[Data excerpts]
******************************
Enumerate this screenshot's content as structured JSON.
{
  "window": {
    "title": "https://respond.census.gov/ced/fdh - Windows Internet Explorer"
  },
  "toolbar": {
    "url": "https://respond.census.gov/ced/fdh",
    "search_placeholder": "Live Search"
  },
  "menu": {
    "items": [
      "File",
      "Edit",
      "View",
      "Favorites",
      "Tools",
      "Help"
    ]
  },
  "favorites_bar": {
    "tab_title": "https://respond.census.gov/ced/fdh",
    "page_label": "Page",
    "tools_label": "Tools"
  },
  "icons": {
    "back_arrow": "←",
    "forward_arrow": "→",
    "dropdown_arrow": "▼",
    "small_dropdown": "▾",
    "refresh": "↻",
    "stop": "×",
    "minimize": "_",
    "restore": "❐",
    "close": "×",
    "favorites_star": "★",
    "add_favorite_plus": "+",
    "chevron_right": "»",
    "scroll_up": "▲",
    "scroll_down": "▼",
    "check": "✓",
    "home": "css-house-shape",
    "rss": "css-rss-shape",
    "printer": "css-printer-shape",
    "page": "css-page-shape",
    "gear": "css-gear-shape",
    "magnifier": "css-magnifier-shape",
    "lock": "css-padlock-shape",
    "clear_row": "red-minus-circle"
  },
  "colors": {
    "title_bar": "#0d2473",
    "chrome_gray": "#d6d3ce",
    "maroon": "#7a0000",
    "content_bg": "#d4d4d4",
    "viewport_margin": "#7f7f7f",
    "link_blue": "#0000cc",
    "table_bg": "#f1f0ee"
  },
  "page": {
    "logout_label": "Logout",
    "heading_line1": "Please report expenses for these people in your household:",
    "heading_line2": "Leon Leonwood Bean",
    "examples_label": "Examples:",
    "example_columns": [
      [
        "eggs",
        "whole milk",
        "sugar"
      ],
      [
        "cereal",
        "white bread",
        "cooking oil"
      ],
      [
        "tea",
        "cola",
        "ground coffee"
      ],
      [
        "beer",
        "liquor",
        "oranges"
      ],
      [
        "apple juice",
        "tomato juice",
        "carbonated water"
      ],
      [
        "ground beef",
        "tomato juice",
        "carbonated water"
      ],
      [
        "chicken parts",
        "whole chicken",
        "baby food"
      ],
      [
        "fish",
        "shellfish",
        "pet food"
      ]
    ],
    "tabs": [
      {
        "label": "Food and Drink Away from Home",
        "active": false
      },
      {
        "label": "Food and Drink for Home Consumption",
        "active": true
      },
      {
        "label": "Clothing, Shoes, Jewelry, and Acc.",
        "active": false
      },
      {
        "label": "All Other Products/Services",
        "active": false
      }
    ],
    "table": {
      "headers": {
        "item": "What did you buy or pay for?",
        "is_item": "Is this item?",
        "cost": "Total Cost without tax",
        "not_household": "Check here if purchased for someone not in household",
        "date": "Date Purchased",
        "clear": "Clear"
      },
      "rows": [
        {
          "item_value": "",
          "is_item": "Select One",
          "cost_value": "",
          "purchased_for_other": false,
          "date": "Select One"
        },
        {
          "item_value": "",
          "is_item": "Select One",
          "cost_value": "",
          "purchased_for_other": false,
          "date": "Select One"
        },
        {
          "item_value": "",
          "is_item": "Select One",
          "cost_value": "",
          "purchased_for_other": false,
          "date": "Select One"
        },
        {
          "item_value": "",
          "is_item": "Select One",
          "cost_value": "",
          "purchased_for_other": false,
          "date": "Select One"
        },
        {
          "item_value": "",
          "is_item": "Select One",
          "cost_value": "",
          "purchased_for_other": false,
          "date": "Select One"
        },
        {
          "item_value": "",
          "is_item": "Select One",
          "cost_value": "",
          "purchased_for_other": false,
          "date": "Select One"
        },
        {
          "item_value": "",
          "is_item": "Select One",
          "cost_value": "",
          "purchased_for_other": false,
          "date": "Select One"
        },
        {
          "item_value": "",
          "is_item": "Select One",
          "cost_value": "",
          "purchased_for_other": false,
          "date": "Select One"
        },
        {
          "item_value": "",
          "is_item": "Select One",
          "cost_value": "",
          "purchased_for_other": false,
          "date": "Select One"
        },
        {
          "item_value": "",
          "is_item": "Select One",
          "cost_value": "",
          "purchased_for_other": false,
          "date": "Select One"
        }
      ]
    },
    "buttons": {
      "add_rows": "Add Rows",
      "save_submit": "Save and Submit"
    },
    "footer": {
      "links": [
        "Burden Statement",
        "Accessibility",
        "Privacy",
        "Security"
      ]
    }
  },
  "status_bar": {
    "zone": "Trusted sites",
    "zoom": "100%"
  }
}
******************************
# [Task prompt]
Select every line in the records above that contains the word "respond".

# [Full output]
    "title": "https://respond.census.gov/ced/fdh - Windows Internet Explorer"
    "url": "https://respond.census.gov/ced/fdh",
    "tab_title": "https://respond.census.gov/ced/fdh",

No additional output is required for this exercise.